WHAT YOU WILL DO
Can you turn every line in the records below into a Markdown table with the columns Row and Line, numbering the rows in order and skipping blank lines?

ENTRIES SHOWN
— BEGIN —
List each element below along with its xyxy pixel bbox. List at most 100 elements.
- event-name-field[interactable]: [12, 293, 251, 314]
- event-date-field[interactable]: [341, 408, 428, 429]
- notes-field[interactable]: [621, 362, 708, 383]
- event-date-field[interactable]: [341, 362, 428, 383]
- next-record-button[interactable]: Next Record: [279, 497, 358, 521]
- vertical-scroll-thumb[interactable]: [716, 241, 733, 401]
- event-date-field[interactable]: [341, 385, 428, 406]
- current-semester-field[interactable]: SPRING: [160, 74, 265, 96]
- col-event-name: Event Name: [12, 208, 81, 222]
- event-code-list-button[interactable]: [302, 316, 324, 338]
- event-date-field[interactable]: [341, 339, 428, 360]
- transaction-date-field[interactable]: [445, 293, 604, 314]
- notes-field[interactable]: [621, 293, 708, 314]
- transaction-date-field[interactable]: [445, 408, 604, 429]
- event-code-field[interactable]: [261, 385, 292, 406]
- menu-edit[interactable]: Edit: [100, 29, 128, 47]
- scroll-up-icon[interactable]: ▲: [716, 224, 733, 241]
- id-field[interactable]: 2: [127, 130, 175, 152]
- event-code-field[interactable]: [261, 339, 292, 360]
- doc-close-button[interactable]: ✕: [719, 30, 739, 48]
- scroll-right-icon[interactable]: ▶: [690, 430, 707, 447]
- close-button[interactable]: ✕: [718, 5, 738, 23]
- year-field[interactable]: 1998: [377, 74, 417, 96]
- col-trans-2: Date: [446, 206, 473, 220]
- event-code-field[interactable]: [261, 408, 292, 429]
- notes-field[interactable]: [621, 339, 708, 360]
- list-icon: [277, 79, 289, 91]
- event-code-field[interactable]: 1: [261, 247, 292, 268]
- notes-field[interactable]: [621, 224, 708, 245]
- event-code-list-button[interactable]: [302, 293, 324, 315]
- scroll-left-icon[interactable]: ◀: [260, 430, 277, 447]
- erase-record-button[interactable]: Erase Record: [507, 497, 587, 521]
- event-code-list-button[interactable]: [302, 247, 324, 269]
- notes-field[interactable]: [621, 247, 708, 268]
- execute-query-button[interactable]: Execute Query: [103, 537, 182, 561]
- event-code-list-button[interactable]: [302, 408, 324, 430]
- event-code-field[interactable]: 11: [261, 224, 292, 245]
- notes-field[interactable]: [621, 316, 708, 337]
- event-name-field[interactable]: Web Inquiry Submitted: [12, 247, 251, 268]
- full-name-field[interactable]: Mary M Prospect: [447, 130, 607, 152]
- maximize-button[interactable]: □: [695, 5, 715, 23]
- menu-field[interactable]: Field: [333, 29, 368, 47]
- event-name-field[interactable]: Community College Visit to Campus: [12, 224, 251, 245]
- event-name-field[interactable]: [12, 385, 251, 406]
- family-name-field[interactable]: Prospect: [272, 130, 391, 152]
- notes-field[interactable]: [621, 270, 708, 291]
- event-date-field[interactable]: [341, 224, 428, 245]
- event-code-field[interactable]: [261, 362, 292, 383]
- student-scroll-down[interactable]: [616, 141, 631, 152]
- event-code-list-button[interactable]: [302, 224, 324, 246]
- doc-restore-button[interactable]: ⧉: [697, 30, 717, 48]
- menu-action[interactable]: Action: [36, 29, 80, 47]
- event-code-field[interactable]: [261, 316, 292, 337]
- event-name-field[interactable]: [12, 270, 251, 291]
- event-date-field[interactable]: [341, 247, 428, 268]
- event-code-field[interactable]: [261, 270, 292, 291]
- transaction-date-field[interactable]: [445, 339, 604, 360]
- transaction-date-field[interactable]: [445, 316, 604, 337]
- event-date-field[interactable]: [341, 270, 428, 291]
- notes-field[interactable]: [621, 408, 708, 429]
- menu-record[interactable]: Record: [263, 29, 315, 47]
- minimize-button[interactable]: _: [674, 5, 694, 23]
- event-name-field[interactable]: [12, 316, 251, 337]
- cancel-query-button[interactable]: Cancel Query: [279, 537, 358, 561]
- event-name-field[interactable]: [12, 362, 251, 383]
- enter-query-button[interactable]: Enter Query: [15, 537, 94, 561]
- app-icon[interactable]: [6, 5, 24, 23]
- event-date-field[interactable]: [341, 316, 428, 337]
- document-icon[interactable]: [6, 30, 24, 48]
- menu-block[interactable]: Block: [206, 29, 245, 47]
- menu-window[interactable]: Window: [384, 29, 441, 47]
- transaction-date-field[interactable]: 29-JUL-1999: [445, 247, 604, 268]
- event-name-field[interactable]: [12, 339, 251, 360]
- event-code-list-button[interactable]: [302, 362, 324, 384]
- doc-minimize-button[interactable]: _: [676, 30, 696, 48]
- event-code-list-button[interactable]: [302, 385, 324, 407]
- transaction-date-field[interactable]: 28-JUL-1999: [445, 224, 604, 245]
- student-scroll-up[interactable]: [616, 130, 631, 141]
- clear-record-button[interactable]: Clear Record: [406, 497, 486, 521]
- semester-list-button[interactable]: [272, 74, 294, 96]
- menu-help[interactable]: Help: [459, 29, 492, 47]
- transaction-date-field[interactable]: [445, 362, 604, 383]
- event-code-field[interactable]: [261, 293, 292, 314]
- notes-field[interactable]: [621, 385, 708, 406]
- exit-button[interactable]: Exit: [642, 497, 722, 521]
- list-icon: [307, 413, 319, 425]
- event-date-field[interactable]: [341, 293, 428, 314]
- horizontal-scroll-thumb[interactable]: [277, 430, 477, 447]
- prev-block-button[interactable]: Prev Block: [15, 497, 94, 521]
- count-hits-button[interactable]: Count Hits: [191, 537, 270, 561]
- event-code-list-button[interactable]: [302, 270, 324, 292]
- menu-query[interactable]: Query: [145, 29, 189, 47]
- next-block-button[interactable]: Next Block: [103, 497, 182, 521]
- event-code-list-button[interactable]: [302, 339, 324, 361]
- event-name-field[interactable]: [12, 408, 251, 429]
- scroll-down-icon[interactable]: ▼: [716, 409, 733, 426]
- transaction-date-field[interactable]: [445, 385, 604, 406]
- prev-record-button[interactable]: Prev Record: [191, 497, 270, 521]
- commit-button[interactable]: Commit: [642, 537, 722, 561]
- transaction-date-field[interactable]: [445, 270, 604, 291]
— END —
RESPONSE
| Row | Line |
|---|---|
| 1 | List each element below along with its xyxy pixel bbox. List at most 100 elements. |
| 2 | - event-name-field[interactable]: [12, 293, 251, 314] |
| 3 | - event-date-field[interactable]: [341, 408, 428, 429] |
| 4 | - notes-field[interactable]: [621, 362, 708, 383] |
| 5 | - event-date-field[interactable]: [341, 362, 428, 383] |
| 6 | - next-record-button[interactable]: Next Record: [279, 497, 358, 521] |
| 7 | - vertical-scroll-thumb[interactable]: [716, 241, 733, 401] |
| 8 | - event-date-field[interactable]: [341, 385, 428, 406] |
| 9 | - current-semester-field[interactable]: SPRING: [160, 74, 265, 96] |
| 10 | - col-event-name: Event Name: [12, 208, 81, 222] |
| 11 | - event-code-list-button[interactable]: [302, 316, 324, 338] |
| 12 | - event-date-field[interactable]: [341, 339, 428, 360] |
| 13 | - transaction-date-field[interactable]: [445, 293, 604, 314] |
| 14 | - notes-field[interactable]: [621, 293, 708, 314] |
| 15 | - transaction-date-field[interactable]: [445, 408, 604, 429] |
| 16 | - event-code-field[interactable]: [261, 385, 292, 406] |
| 17 | - menu-edit[interactable]: Edit: [100, 29, 128, 47] |
| 18 | - scroll-up-icon[interactable]: ▲: [716, 224, 733, 241] |
| 19 | - id-field[interactable]: 2: [127, 130, 175, 152] |
| 20 | - event-code-field[interactable]: [261, 339, 292, 360] |
| 21 | - doc-close-button[interactable]: ✕: [719, 30, 739, 48] |
| 22 | - scroll-right-icon[interactable]: ▶: [690, 430, 707, 447] |
| 23 | - close-button[interactable]: ✕: [718, 5, 738, 23] |
| 24 | - year-field[interactable]: 1998: [377, 74, 417, 96] |
| 25 | - col-trans-2: Date: [446, 206, 473, 220] |
| 26 | - event-code-field[interactable]: [261, 408, 292, 429] |
| 27 | - notes-field[interactable]: [621, 339, 708, 360] |
| 28 | - list-icon: [277, 79, 289, 91] |
| 29 | - event-code-field[interactable]: 1: [261, 247, 292, 268] |
| 30 | - notes-field[interactable]: [621, 224, 708, 245] |
| 31 | - event-code-list-button[interactable]: [302, 293, 324, 315] |
| 32 | - scroll-left-icon[interactable]: ◀: [260, 430, 277, 447] |
| 33 | - erase-record-button[interactable]: Erase Record: [507, 497, 587, 521] |
| 34 | - event-code-list-button[interactable]: [302, 247, 324, 269] |
| 35 | - notes-field[interactable]: [621, 247, 708, 268] |
| 36 | - execute-query-button[interactable]: Execute Query: [103, 537, 182, 561] |
| 37 | - event-code-list-button[interactable]: [302, 408, 324, 430] |
| 38 | - event-code-field[interactable]: 11: [261, 224, 292, 245] |
| 39 | - notes-field[interactable]: [621, 316, 708, 337] |
| 40 | - event-name-field[interactable]: Web Inquiry Submitted: [12, 247, 251, 268] |
| 41 | - full-name-field[interactable]: Mary M Prospect: [447, 130, 607, 152] |
| 42 | - maximize-button[interactable]: □: [695, 5, 715, 23] |
| 43 | - menu-field[interactable]: Field: [333, 29, 368, 47] |
| 44 | - event-name-field[interactable]: Community College Visit to Campus: [12, 224, 251, 245] |
| 45 | - event-name-field[interactable]: [12, 385, 251, 406] |
| 46 | - family-name-field[interactable]: Prospect: [272, 130, 391, 152] |
| 47 | - notes-field[interactable]: [621, 270, 708, 291] |
| 48 | - event-date-field[interactable]: [341, 224, 428, 245] |
| 49 | - event-code-field[interactable]: [261, 362, 292, 383] |
| 50 | - student-scroll-down[interactable]: [616, 141, 631, 152] |
| 51 | - event-code-list-button[interactable]: [302, 224, 324, 246] |
| 52 | - doc-restore-button[interactable]: ⧉: [697, 30, 717, 48] |
| 53 | - menu-action[interactable]: Action: [36, 29, 80, 47] |
| 54 | - event-code-field[interactable]: [261, 316, 292, 337] |
| 55 | - event-name-field[interactable]: [12, 270, 251, 291] |
| 56 | - event-date-field[interactable]: [341, 247, 428, 268] |
| 57 | - event-code-field[interactable]: [261, 270, 292, 291] |
| 58 | - transaction-date-field[interactable]: [445, 339, 604, 360] |
| 59 | - transaction-date-field[interactable]: [445, 316, 604, 337] |
| 60 | - event-date-field[interactable]: [341, 270, 428, 291] |
| 61 | - notes-field[interactable]: [621, 408, 708, 429] |
| 62 | - menu-record[interactable]: Record: [263, 29, 315, 47] |
| 63 | - minimize-button[interactable]: _: [674, 5, 694, 23] |
| 64 | - event-name-field[interactable]: [12, 316, 251, 337] |
| 65 | - cancel-query-button[interactable]: Cancel Query: [279, 537, 358, 561] |
| 66 | - event-name-field[interactable]: [12, 362, 251, 383] |
| 67 | - enter-query-button[interactable]: Enter Query: [15, 537, 94, 561] |
| 68 | - app-icon[interactable]: [6, 5, 24, 23] |
| 69 | - event-date-field[interactable]: [341, 316, 428, 337] |
| 70 | - document-icon[interactable]: [6, 30, 24, 48] |
| 71 | - menu-block[interactable]: Block: [206, 29, 245, 47] |
| 72 | - menu-window[interactable]: Window: [384, 29, 441, 47] |
| 73 | - transaction-date-field[interactable]: 29-JUL-1999: [445, 247, 604, 268] |
| 74 | - event-name-field[interactable]: [12, 339, 251, 360] |
| 75 | - event-code-list-button[interactable]: [302, 362, 324, 384] |
| 76 | - doc-minimize-button[interactable]: _: [676, 30, 696, 48] |
| 77 | - event-code-list-button[interactable]: [302, 385, 324, 407] |
| 78 | - transaction-date-field[interactable]: 28-JUL-1999: [445, 224, 604, 245] |
| 79 | - student-scroll-up[interactable]: [616, 130, 631, 141] |
| 80 | - clear-record-button[interactable]: Clear Record: [406, 497, 486, 521] |
| 81 | - semester-list-button[interactable]: [272, 74, 294, 96] |
| 82 | - menu-help[interactable]: Help: [459, 29, 492, 47] |
| 83 | - transaction-date-field[interactable]: [445, 362, 604, 383] |
| 84 | - event-code-field[interactable]: [261, 293, 292, 314] |
| 85 | - notes-field[interactable]: [621, 385, 708, 406] |
| 86 | - exit-button[interactable]: Exit: [642, 497, 722, 521] |
| 87 | - list-icon: [307, 413, 319, 425] |
| 88 | - event-date-field[interactable]: [341, 293, 428, 314] |
| 89 | - horizontal-scroll-thumb[interactable]: [277, 430, 477, 447] |
| 90 | - prev-block-button[interactable]: Prev Block: [15, 497, 94, 521] |
| 91 | - count-hits-button[interactable]: Count Hits: [191, 537, 270, 561] |
| 92 | - event-code-list-button[interactable]: [302, 270, 324, 292] |
| 93 | - menu-query[interactable]: Query: [145, 29, 189, 47] |
| 94 | - next-block-button[interactable]: Next Block: [103, 497, 182, 521] |
| 95 | - event-code-list-button[interactable]: [302, 339, 324, 361] |
| 96 | - event-name-field[interactable]: [12, 408, 251, 429] |
| 97 | - scroll-down-icon[interactable]: ▼: [716, 409, 733, 426] |
| 98 | - transaction-date-field[interactable]: [445, 385, 604, 406] |
| 99 | - prev-record-button[interactable]: Prev Record: [191, 497, 270, 521] |
| 100 | - commit-button[interactable]: Commit: [642, 537, 722, 561] |
| 101 | - transaction-date-field[interactable]: [445, 270, 604, 291] |